→ **WHAT IS REQUIRED**
Swap "data-point" for "marker" and reproduce everything from the first of the lines below down to the line containing "smos-pi-mep-logo: smos pi-mep", both ends included, leaving all else unchanged.

━━━━━━━━━━

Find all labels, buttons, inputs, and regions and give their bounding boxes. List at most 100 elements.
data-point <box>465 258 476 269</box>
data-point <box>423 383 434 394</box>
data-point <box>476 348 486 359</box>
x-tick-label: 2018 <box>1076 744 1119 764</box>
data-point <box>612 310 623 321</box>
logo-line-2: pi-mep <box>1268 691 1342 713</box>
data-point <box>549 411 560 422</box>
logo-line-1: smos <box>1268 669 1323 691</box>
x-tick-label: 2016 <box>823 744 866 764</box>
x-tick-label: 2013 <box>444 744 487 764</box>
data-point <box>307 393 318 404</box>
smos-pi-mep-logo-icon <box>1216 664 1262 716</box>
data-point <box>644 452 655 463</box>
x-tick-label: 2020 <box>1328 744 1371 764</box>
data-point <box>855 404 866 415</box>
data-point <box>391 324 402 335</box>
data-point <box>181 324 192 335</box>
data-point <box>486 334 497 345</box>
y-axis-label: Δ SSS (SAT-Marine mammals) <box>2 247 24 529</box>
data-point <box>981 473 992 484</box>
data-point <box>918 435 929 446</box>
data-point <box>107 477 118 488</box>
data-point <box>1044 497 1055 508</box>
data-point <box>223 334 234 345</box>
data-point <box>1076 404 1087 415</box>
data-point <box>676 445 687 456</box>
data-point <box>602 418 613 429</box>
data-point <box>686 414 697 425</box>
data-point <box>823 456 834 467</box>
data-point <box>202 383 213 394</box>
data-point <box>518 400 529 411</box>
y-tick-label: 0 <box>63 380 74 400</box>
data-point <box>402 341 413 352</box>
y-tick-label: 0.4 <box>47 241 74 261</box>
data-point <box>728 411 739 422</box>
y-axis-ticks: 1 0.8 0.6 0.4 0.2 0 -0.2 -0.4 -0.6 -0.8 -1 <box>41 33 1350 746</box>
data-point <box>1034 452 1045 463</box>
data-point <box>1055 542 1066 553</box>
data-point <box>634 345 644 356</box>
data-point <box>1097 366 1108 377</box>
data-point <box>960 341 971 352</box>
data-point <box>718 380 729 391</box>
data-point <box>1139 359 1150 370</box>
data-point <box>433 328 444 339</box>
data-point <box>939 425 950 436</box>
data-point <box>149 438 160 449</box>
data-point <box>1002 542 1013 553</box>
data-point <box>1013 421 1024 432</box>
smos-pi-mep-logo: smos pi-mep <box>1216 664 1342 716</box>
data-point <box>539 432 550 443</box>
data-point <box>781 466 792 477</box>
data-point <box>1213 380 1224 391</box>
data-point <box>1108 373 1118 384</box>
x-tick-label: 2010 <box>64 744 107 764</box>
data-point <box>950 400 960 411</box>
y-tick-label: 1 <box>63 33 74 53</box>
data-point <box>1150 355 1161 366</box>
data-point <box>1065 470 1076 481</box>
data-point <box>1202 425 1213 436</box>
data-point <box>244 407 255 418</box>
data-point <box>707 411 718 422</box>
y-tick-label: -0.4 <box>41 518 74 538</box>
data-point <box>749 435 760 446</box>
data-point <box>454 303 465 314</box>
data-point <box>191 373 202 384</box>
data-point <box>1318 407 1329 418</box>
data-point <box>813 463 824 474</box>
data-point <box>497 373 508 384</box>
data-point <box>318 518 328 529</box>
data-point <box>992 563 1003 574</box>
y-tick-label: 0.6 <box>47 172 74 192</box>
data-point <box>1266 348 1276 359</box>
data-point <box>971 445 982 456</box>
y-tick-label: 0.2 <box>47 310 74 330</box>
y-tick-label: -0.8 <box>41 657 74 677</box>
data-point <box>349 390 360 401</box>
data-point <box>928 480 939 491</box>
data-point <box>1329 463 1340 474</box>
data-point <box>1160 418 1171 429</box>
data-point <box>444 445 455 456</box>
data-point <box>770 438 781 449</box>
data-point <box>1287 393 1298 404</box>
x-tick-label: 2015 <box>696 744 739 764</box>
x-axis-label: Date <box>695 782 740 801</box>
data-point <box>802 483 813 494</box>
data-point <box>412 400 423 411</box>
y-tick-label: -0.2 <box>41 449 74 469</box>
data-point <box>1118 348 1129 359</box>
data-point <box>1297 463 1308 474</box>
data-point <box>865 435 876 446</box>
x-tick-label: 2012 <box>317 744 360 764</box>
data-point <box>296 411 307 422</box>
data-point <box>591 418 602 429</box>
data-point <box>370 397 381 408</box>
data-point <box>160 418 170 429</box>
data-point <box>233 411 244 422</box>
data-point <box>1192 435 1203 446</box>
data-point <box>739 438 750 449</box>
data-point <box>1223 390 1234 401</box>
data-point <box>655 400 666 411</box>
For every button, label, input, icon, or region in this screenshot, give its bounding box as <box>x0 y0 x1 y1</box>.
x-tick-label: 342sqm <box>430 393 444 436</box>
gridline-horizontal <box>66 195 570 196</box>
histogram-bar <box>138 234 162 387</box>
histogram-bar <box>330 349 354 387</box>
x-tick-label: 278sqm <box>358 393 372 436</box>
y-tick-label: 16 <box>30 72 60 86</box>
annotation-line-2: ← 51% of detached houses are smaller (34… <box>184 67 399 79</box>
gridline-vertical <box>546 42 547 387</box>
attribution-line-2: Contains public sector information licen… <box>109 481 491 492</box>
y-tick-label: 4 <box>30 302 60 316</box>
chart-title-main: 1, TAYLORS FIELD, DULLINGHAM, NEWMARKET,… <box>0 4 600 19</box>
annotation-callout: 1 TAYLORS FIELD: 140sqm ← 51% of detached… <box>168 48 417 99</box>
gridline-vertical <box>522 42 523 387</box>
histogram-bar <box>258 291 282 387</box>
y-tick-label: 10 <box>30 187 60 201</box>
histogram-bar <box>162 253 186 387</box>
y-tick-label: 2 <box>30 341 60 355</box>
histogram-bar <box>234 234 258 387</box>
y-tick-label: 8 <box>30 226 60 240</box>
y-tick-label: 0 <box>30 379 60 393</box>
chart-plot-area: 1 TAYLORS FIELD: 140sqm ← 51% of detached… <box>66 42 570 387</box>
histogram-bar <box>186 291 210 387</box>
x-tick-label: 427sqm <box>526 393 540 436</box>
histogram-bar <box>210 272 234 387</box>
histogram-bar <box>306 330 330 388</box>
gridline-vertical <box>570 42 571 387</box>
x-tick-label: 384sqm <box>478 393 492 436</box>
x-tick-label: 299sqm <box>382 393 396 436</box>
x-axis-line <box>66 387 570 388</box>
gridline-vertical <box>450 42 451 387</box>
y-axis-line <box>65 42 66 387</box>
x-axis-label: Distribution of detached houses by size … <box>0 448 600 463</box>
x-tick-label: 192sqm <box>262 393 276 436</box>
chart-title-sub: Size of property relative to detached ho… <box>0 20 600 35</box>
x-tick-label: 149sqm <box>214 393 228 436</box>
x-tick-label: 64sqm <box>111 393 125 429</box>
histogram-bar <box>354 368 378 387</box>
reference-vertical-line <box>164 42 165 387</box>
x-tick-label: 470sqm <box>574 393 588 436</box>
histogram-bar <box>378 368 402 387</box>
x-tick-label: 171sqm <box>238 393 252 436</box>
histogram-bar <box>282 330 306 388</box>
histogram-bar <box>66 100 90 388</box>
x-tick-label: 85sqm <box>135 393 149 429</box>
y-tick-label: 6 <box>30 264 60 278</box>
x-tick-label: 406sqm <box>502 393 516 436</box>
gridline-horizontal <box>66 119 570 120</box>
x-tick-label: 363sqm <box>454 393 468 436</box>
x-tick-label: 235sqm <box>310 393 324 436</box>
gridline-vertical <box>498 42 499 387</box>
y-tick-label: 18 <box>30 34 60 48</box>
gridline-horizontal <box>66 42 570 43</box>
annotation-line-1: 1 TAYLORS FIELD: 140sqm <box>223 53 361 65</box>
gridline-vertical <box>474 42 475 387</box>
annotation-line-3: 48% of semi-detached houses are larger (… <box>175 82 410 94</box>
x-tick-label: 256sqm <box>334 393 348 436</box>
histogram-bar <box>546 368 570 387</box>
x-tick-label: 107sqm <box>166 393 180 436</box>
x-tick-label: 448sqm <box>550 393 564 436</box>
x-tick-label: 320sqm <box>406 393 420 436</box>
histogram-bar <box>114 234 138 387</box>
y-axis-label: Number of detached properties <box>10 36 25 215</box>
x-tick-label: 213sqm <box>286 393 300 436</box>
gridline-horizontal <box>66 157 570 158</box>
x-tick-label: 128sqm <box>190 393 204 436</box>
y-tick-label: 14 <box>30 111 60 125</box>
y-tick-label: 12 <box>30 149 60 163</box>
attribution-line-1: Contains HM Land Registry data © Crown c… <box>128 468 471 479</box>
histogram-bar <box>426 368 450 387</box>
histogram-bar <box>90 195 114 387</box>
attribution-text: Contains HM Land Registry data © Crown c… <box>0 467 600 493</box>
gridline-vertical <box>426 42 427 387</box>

━━━━━━━━━━

→ **RESPONSE FOR THIS EXERCISE**
Find all labels, buttons, inputs, and regions and give their bounding boxes. List at most 100 elements.
marker <box>465 258 476 269</box>
marker <box>423 383 434 394</box>
marker <box>476 348 486 359</box>
x-tick-label: 2018 <box>1076 744 1119 764</box>
marker <box>612 310 623 321</box>
logo-line-2: pi-mep <box>1268 691 1342 713</box>
marker <box>549 411 560 422</box>
logo-line-1: smos <box>1268 669 1323 691</box>
x-tick-label: 2016 <box>823 744 866 764</box>
x-tick-label: 2013 <box>444 744 487 764</box>
marker <box>307 393 318 404</box>
smos-pi-mep-logo-icon <box>1216 664 1262 716</box>
marker <box>644 452 655 463</box>
x-tick-label: 2020 <box>1328 744 1371 764</box>
marker <box>855 404 866 415</box>
marker <box>391 324 402 335</box>
marker <box>181 324 192 335</box>
marker <box>486 334 497 345</box>
y-axis-label: Δ SSS (SAT-Marine mammals) <box>2 247 24 529</box>
marker <box>981 473 992 484</box>
marker <box>918 435 929 446</box>
marker <box>107 477 118 488</box>
marker <box>1044 497 1055 508</box>
marker <box>223 334 234 345</box>
marker <box>1076 404 1087 415</box>
marker <box>676 445 687 456</box>
marker <box>602 418 613 429</box>
marker <box>686 414 697 425</box>
marker <box>823 456 834 467</box>
marker <box>202 383 213 394</box>
marker <box>518 400 529 411</box>
y-tick-label: 0 <box>63 380 74 400</box>
marker <box>402 341 413 352</box>
y-tick-label: 0.4 <box>47 241 74 261</box>
marker <box>728 411 739 422</box>
y-axis-ticks: 1 0.8 0.6 0.4 0.2 0 -0.2 -0.4 -0.6 -0.8 -1 <box>41 33 1350 746</box>
marker <box>1034 452 1045 463</box>
marker <box>1055 542 1066 553</box>
marker <box>634 345 644 356</box>
marker <box>1097 366 1108 377</box>
marker <box>960 341 971 352</box>
marker <box>718 380 729 391</box>
marker <box>1139 359 1150 370</box>
marker <box>433 328 444 339</box>
marker <box>939 425 950 436</box>
marker <box>149 438 160 449</box>
marker <box>1002 542 1013 553</box>
marker <box>1013 421 1024 432</box>
smos-pi-mep-logo: smos pi-mep <box>1216 664 1342 716</box>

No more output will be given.